Job> Single out each line with the word "Yorby" and copy it.

------------------------------------------------

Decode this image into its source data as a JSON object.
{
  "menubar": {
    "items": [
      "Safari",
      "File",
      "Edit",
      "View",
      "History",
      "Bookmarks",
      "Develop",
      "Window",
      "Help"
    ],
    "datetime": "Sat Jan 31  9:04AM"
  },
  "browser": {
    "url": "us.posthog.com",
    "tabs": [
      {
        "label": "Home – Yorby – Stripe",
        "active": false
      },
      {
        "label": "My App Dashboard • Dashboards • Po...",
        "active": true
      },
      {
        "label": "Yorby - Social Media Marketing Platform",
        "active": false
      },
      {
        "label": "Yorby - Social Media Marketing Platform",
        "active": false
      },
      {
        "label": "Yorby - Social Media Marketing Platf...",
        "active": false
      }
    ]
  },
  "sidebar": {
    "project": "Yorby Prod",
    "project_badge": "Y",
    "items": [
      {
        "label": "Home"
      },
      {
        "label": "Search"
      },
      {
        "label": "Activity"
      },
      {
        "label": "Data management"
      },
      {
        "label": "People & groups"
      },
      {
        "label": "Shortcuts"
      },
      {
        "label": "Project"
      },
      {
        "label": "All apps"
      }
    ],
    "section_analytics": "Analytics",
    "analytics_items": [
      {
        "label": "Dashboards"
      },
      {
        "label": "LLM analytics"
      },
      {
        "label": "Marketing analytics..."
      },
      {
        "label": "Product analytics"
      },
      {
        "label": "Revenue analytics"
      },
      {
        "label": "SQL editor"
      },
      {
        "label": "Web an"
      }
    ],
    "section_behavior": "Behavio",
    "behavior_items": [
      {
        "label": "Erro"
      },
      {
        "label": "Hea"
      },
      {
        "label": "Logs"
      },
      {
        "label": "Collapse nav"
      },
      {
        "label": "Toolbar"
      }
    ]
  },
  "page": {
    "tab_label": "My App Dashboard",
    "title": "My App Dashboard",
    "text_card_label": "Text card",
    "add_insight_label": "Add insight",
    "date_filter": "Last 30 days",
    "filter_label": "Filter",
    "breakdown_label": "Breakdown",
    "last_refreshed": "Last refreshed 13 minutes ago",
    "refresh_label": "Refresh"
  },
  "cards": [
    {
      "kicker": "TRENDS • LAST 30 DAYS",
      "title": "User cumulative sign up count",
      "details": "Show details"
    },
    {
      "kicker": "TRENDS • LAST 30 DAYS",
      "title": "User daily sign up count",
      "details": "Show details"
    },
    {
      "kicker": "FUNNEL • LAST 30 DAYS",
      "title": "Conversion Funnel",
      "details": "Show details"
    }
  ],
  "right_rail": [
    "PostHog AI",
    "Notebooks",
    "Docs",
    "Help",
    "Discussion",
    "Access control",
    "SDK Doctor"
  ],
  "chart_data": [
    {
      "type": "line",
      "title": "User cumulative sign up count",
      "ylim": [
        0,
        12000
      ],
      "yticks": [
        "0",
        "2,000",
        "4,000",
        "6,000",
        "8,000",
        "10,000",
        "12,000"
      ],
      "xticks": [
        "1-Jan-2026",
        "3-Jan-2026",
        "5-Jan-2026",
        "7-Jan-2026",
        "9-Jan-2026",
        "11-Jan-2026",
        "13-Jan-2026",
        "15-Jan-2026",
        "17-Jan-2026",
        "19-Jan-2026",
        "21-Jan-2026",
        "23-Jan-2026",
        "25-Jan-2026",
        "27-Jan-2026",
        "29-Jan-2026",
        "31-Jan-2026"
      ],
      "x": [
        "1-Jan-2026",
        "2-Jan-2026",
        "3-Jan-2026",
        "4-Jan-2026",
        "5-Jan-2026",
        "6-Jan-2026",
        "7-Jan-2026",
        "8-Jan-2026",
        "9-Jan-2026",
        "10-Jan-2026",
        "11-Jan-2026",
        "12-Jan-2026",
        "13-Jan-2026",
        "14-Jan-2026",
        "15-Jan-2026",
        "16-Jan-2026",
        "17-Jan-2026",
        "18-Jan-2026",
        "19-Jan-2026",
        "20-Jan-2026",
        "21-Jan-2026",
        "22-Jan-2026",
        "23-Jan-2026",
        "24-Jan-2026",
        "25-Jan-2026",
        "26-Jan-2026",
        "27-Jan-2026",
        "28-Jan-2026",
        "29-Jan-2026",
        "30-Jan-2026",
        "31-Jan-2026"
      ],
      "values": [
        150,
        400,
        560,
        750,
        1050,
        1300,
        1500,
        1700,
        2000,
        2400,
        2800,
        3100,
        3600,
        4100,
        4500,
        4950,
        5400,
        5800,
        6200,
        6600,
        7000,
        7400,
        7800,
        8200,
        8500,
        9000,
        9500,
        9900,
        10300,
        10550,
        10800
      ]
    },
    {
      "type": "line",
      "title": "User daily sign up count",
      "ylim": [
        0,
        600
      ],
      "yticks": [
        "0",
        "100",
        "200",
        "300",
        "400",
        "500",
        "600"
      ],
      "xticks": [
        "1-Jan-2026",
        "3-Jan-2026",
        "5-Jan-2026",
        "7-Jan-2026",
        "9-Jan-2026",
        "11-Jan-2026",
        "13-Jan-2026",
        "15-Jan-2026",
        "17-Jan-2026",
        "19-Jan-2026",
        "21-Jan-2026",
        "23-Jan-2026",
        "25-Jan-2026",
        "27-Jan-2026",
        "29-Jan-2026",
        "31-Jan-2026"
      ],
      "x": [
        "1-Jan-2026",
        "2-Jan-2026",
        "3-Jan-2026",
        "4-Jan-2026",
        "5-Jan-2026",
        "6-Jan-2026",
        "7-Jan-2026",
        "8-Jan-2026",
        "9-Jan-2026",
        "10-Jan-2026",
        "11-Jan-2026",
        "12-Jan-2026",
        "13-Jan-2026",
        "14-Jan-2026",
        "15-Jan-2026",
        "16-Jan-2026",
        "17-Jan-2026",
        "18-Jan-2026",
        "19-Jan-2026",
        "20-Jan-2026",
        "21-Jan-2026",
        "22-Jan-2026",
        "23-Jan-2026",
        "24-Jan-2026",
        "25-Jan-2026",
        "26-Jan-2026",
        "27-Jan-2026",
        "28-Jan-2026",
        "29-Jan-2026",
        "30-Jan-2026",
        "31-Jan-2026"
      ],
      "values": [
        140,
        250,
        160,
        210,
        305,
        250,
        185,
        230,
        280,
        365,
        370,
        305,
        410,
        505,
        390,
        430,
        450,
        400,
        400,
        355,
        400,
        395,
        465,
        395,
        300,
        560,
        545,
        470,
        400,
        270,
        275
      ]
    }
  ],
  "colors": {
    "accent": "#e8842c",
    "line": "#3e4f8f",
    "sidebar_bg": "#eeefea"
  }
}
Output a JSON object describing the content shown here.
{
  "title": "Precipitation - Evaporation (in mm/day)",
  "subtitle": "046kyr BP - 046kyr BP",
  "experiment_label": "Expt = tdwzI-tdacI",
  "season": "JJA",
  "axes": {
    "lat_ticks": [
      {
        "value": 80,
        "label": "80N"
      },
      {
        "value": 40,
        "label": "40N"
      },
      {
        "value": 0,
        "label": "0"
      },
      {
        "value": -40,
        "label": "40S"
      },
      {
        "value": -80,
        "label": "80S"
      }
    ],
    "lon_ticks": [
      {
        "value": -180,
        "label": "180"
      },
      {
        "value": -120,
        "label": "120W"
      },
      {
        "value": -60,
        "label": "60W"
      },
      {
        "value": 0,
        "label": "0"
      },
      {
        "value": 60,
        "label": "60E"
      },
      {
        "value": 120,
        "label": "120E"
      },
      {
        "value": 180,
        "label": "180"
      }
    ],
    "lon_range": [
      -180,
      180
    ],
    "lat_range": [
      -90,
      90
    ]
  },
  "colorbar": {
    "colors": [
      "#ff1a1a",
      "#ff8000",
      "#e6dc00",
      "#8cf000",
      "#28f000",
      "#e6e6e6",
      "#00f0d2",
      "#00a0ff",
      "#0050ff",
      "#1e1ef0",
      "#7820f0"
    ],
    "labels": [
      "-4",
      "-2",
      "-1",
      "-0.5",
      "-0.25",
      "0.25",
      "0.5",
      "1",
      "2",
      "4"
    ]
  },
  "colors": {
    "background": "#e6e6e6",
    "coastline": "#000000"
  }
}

------------------------------------------------

Completed task>
        "label": "Home – Yorby – Stripe",
        "label": "Yorby - Social Media Marketing Platform",
        "label": "Yorby - Social Media Marketing Platform",
        "label": "Yorby - Social Media Marketing Platf...",
    "project": "Yorby Prod",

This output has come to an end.